## [Goal]
Report each line of the data that has "Test" somewhere in it.

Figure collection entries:
**********
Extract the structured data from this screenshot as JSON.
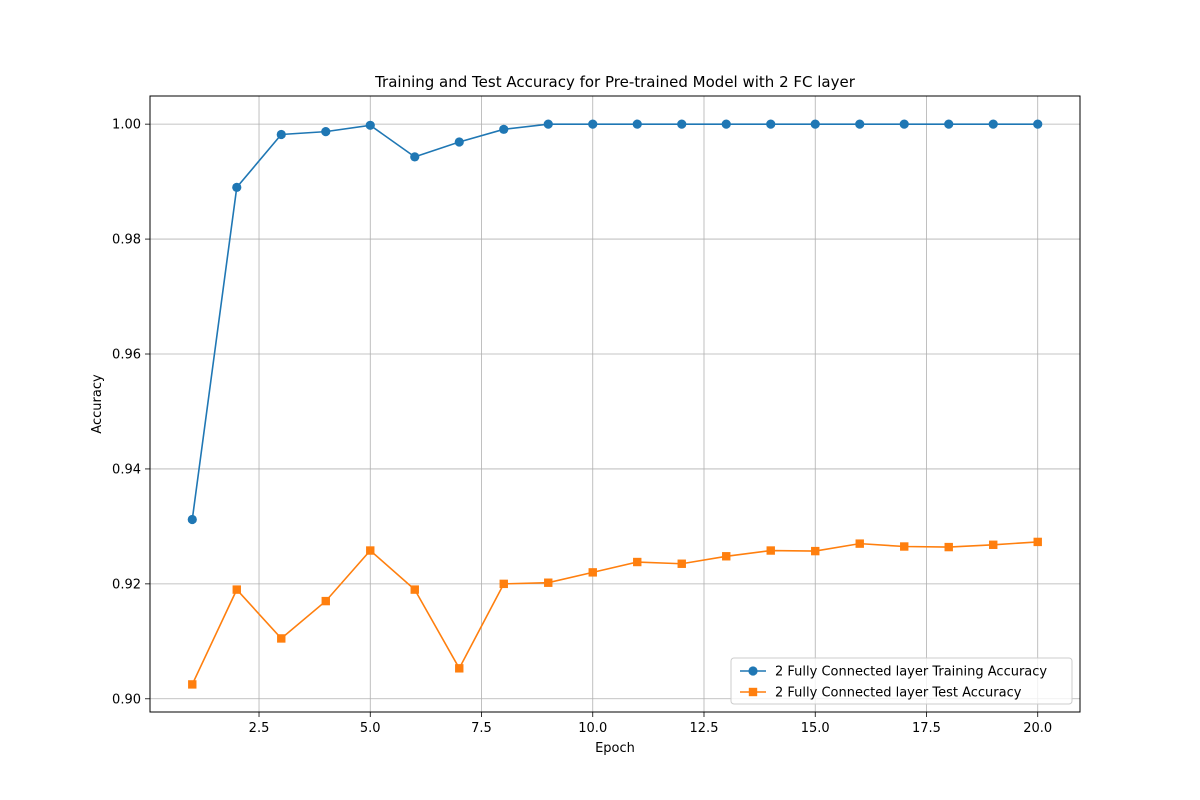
{
  "chart_data": {
    "type": "line",
    "title": "Training and Test Accuracy for Pre-trained Model with 2 FC layer",
    "xlabel": "Epoch",
    "ylabel": "Accuracy",
    "xlim": [
      0.05,
      20.95
    ],
    "ylim": [
      0.8977,
      1.0049
    ],
    "xticks": [
      2.5,
      5.0,
      7.5,
      10.0,
      12.5,
      15.0,
      17.5,
      20.0
    ],
    "xtick_labels": [
      "2.5",
      "5.0",
      "7.5",
      "10.0",
      "12.5",
      "15.0",
      "17.5",
      "20.0"
    ],
    "yticks": [
      0.9,
      0.92,
      0.94,
      0.96,
      0.98,
      1.0
    ],
    "ytick_labels": [
      "0.90",
      "0.92",
      "0.94",
      "0.96",
      "0.98",
      "1.00"
    ],
    "grid": true,
    "legend_position": "lower-right",
    "x": [
      1,
      2,
      3,
      4,
      5,
      6,
      7,
      8,
      9,
      10,
      11,
      12,
      13,
      14,
      15,
      16,
      17,
      18,
      19,
      20
    ],
    "series": [
      {
        "name": "2 Fully Connected layer Training Accuracy",
        "color": "#1f77b4",
        "marker": "circle",
        "values": [
          0.9312,
          0.989,
          0.9982,
          0.9987,
          0.9998,
          0.9943,
          0.9969,
          0.9991,
          1.0,
          1.0,
          1.0,
          1.0,
          1.0,
          1.0,
          1.0,
          1.0,
          1.0,
          1.0,
          1.0,
          1.0
        ]
      },
      {
        "name": "2 Fully Connected layer Test Accuracy",
        "color": "#ff7f0e",
        "marker": "square",
        "values": [
          0.9025,
          0.919,
          0.9105,
          0.917,
          0.9258,
          0.919,
          0.9053,
          0.92,
          0.9202,
          0.922,
          0.9238,
          0.9235,
          0.9248,
          0.9258,
          0.9257,
          0.927,
          0.9265,
          0.9264,
          0.9268,
          0.9273
        ]
      }
    ]
  }
}
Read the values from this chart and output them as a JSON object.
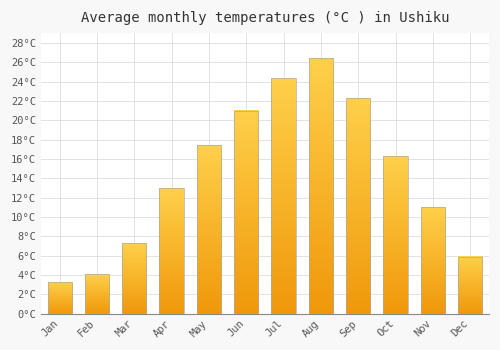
{
  "title": "Average monthly temperatures (°C ) in Ushiku",
  "months": [
    "Jan",
    "Feb",
    "Mar",
    "Apr",
    "May",
    "Jun",
    "Jul",
    "Aug",
    "Sep",
    "Oct",
    "Nov",
    "Dec"
  ],
  "temperatures": [
    3.3,
    4.1,
    7.3,
    13.0,
    17.4,
    21.0,
    24.4,
    26.4,
    22.3,
    16.3,
    11.0,
    5.9
  ],
  "bar_color_light": "#FFD04A",
  "bar_color_dark": "#F0980A",
  "bar_edge_color": "#AAAAAA",
  "background_color": "#F8F8F8",
  "plot_bg_color": "#FFFFFF",
  "grid_color": "#DDDDDD",
  "title_fontsize": 10,
  "tick_fontsize": 7.5,
  "ylim": [
    0,
    29
  ],
  "yticks": [
    0,
    2,
    4,
    6,
    8,
    10,
    12,
    14,
    16,
    18,
    20,
    22,
    24,
    26,
    28
  ]
}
**********
## [Exercise output]
    "title": "Training and Test Accuracy for Pre-trained Model with 2 FC layer",
        "name": "2 Fully Connected layer Test Accuracy",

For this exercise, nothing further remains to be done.